● **Problem**: Write out all lines holding the word "JSON".

● **Chart and figure data**:
.....

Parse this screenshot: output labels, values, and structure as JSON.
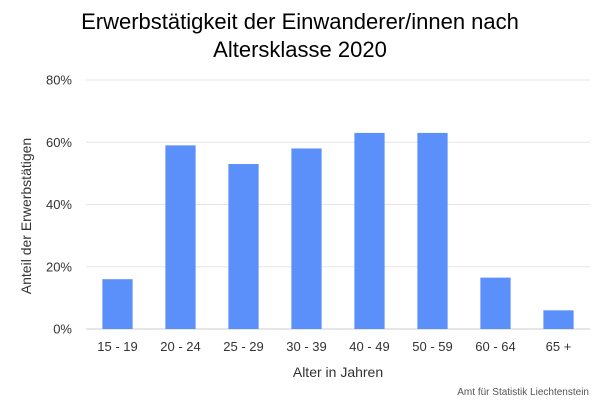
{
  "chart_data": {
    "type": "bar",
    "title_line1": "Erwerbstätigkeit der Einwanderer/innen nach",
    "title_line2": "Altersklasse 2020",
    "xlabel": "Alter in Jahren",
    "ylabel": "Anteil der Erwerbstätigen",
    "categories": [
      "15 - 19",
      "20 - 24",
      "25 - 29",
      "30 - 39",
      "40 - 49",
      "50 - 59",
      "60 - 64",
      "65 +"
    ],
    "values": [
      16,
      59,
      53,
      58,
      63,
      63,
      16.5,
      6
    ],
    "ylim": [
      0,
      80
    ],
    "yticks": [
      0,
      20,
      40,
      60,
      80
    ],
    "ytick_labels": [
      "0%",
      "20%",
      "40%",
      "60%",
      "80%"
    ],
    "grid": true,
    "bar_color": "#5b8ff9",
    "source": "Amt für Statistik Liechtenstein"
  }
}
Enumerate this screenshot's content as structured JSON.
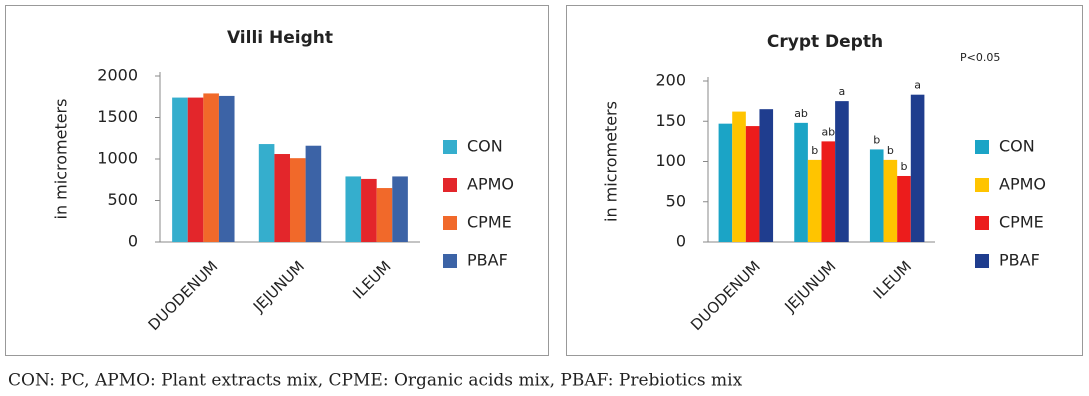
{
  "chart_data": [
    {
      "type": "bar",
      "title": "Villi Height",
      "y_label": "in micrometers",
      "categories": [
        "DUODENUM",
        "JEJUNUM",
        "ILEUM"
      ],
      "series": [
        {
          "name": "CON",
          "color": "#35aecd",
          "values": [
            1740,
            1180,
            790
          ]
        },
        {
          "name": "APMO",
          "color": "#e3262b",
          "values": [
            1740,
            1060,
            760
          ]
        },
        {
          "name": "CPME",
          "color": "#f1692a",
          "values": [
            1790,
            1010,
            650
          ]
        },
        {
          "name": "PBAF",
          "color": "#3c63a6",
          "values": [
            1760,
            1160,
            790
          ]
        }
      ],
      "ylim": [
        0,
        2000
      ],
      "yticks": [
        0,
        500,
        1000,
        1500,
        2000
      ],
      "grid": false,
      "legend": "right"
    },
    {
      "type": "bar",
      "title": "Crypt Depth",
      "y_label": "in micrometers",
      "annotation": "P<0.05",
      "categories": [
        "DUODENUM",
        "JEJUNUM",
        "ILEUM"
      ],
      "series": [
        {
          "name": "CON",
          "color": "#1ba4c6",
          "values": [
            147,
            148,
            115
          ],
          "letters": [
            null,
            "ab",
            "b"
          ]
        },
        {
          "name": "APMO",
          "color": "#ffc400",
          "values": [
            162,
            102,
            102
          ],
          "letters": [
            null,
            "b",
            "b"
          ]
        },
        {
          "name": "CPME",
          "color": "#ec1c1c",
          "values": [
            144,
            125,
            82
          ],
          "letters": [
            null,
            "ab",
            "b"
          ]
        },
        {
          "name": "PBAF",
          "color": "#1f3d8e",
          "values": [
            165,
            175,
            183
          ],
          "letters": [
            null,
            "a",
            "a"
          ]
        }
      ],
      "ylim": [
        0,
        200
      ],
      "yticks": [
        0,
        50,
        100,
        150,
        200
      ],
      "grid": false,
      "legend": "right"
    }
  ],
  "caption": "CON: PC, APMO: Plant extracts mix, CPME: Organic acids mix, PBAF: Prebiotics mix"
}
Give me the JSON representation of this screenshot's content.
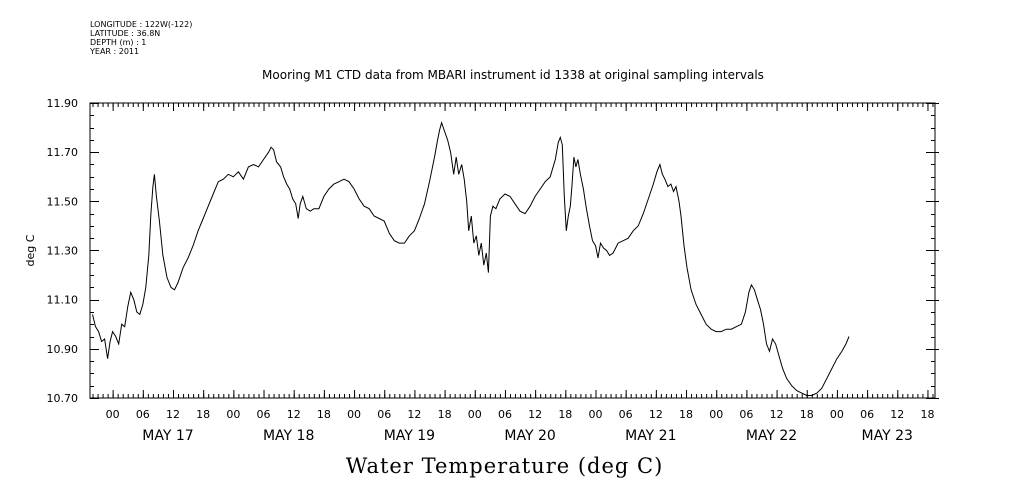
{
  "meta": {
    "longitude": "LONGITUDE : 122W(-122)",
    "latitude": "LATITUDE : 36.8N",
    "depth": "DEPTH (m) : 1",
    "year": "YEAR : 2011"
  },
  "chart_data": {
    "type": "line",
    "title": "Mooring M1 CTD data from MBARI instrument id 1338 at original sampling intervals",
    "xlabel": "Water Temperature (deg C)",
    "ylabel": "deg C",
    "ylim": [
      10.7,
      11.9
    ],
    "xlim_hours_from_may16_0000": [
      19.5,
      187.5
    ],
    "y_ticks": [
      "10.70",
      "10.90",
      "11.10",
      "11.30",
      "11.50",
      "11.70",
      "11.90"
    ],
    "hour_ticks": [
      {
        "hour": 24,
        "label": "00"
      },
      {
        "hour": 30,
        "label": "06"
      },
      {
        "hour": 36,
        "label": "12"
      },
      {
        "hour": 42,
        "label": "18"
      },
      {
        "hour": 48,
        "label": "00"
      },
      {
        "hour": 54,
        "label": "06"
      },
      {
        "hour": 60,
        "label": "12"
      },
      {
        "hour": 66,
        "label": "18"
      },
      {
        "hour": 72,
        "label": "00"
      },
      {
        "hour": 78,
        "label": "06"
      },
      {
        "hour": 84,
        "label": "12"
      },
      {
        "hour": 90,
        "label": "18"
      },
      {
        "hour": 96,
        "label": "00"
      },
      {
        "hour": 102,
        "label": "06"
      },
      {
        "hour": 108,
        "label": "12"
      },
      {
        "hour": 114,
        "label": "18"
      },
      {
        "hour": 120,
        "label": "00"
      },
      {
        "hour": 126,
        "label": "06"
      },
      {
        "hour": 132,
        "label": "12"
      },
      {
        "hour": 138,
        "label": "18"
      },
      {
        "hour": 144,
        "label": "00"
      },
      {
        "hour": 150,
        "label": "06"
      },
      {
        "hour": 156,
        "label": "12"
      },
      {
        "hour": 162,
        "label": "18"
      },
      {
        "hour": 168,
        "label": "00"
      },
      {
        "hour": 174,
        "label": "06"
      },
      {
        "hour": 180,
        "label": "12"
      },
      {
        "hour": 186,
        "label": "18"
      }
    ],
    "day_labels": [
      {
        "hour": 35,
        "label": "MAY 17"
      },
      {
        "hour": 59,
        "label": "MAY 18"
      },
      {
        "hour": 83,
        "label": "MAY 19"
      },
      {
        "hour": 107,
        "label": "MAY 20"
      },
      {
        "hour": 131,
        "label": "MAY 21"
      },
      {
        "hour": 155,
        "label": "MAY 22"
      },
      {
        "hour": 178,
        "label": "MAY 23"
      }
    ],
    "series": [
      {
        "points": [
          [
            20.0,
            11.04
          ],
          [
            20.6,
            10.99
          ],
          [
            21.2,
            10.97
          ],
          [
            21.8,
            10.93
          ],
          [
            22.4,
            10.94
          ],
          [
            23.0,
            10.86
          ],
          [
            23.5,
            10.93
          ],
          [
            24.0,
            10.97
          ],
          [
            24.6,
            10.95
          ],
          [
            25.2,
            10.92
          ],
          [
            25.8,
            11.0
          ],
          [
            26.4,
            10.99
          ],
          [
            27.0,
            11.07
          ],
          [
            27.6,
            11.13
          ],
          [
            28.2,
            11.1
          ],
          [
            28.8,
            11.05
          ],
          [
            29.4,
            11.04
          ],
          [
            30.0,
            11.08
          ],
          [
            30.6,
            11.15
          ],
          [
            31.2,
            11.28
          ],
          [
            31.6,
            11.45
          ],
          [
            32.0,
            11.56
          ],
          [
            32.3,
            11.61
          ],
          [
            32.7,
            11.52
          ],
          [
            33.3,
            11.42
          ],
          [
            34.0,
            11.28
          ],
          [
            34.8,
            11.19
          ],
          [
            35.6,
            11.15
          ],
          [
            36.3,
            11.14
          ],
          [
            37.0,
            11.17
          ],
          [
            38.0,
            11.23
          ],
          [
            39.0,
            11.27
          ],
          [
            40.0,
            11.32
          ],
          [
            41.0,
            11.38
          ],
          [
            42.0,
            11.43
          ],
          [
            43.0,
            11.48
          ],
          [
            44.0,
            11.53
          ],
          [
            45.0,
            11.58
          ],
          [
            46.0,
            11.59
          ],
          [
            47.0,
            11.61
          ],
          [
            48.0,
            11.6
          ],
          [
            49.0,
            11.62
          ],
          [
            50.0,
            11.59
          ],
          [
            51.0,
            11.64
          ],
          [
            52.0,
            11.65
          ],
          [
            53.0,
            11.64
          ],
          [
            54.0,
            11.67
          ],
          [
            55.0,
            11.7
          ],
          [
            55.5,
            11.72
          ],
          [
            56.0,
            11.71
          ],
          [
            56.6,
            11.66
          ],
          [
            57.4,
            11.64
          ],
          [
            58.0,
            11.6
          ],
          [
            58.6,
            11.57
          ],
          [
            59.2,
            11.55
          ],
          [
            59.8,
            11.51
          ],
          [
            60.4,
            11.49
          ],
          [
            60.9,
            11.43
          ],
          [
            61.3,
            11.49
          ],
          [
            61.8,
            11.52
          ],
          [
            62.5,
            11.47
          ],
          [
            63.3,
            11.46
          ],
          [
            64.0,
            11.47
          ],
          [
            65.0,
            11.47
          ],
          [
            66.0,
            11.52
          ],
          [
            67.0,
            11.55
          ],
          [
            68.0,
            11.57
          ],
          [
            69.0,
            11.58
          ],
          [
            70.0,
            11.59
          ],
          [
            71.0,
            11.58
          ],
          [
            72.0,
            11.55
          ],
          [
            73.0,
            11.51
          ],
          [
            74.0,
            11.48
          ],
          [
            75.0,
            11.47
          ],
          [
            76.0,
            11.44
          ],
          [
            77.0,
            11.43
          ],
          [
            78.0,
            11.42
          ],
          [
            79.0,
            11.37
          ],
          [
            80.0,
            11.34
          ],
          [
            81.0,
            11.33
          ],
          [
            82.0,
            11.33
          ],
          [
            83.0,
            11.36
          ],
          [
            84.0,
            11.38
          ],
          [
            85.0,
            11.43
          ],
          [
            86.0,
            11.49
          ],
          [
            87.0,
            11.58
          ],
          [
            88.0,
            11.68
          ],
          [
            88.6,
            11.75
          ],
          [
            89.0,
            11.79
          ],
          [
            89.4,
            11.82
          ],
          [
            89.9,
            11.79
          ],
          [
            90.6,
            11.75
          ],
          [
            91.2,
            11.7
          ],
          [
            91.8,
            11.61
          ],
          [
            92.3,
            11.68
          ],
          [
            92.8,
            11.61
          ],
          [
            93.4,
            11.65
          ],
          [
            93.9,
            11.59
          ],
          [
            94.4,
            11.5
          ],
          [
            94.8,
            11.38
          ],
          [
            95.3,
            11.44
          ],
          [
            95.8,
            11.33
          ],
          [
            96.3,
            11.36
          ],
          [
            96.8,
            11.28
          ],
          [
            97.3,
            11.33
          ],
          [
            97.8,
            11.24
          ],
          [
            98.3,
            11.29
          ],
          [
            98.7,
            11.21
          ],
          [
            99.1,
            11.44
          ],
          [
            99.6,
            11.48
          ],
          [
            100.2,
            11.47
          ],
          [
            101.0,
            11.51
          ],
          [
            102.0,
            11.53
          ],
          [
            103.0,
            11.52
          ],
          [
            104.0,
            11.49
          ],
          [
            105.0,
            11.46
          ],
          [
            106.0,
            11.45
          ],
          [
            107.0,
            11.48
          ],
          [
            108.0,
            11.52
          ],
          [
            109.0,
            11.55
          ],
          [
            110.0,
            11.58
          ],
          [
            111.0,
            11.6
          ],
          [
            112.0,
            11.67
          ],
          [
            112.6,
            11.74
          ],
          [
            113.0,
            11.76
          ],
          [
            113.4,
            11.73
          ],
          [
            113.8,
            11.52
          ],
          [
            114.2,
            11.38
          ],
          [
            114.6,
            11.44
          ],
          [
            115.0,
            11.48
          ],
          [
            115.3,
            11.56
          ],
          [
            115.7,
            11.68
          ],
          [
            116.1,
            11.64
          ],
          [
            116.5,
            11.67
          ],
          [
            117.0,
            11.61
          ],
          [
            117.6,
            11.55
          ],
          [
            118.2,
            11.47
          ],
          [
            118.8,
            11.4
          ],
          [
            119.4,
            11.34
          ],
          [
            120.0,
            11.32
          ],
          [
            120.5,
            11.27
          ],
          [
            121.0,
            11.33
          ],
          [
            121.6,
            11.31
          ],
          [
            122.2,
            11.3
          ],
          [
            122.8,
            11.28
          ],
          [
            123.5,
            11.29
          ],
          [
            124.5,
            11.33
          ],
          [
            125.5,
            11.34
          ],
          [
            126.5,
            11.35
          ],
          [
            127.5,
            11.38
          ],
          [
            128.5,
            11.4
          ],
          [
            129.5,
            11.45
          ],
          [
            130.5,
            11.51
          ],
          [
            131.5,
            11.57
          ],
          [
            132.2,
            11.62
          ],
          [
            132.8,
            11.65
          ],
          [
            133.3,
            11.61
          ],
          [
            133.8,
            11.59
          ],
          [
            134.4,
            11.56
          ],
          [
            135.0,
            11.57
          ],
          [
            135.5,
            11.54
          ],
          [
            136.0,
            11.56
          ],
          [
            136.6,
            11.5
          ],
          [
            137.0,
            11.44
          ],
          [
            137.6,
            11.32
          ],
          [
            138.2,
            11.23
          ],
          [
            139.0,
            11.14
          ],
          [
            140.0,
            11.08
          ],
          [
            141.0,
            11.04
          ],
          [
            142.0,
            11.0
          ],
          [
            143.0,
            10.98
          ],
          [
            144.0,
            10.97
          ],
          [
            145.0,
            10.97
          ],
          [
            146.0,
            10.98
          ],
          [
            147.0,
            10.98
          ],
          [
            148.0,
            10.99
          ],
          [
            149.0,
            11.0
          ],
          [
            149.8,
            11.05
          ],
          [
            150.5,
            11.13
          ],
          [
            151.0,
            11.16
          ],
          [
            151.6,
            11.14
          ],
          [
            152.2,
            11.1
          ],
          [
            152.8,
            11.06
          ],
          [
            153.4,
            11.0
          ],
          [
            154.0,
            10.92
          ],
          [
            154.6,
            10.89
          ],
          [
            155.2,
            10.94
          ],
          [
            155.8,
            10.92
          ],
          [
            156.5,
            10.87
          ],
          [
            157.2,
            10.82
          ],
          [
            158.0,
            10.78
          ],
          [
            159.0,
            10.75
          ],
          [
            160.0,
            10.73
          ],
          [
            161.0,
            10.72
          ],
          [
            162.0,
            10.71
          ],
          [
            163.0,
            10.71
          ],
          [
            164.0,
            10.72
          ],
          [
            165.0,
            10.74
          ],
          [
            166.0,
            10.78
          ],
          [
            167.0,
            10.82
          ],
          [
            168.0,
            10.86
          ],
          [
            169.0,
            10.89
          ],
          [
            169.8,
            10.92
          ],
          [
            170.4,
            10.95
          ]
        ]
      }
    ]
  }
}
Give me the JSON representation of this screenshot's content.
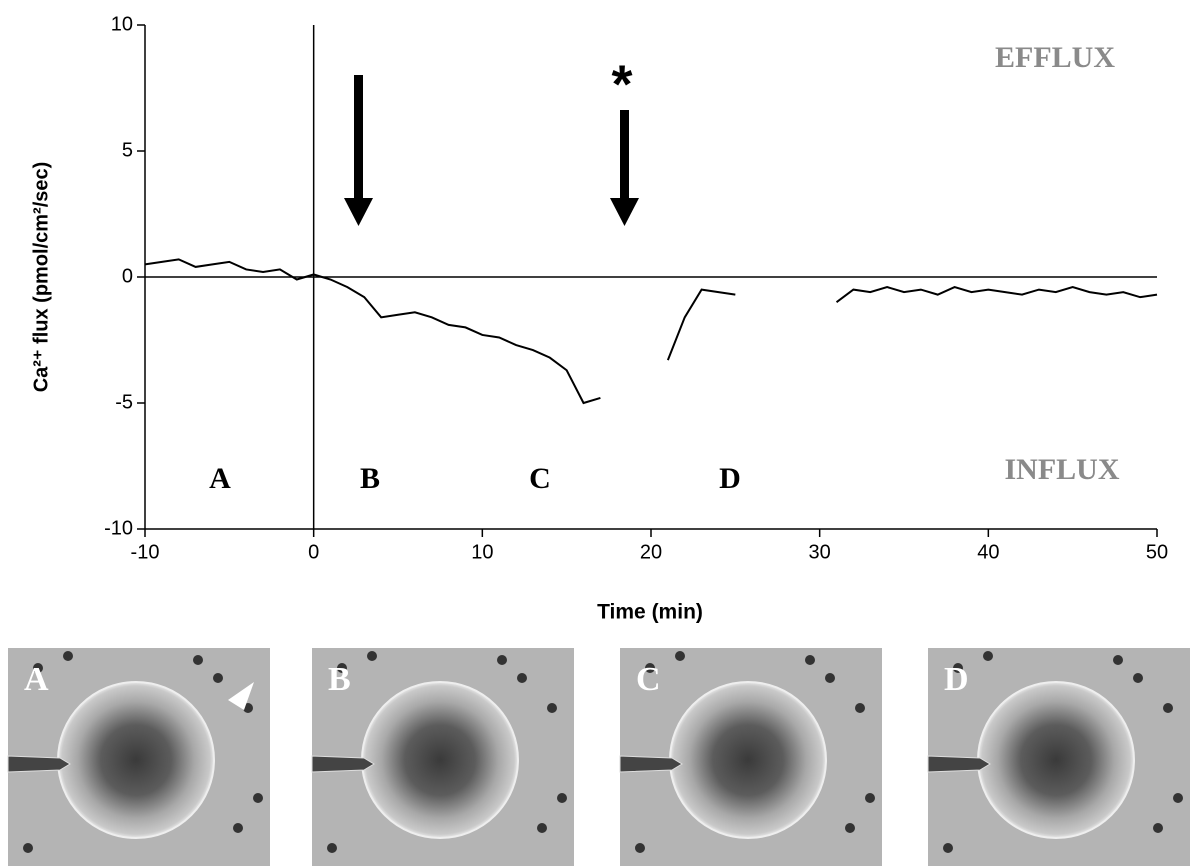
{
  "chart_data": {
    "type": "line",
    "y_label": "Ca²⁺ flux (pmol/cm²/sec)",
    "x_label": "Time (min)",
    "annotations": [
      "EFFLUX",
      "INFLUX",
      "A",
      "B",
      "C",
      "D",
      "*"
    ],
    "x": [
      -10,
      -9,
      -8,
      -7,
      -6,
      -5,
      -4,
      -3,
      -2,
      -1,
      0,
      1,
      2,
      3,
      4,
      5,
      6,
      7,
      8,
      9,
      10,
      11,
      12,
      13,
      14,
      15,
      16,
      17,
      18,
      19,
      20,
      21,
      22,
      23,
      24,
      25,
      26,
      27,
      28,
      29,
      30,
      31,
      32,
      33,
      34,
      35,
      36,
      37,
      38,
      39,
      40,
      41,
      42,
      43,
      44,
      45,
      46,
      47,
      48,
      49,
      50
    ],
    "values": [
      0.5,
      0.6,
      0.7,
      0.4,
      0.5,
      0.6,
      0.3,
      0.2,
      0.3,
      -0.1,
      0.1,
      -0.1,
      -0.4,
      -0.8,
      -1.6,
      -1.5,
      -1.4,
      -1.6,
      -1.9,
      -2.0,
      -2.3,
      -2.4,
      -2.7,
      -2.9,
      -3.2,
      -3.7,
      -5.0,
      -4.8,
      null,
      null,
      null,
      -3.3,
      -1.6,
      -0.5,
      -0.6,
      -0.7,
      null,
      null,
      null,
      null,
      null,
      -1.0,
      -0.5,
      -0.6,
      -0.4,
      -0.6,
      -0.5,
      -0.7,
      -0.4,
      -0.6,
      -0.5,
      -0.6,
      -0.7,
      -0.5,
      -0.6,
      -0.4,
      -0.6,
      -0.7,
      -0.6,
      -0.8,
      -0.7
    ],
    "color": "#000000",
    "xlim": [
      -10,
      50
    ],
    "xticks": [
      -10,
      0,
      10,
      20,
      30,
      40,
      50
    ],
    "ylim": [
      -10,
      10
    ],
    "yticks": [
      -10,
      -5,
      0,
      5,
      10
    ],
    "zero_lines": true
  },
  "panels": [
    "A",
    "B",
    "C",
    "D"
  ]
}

.....

● **Exercise solution**:
Parse this screenshot: output labels, values, and structure as JSON.
Enumerate this screenshot's content as structured JSON.
Give me the JSON representation of this screenshot's content.
Give me the JSON representation of this screenshot's content.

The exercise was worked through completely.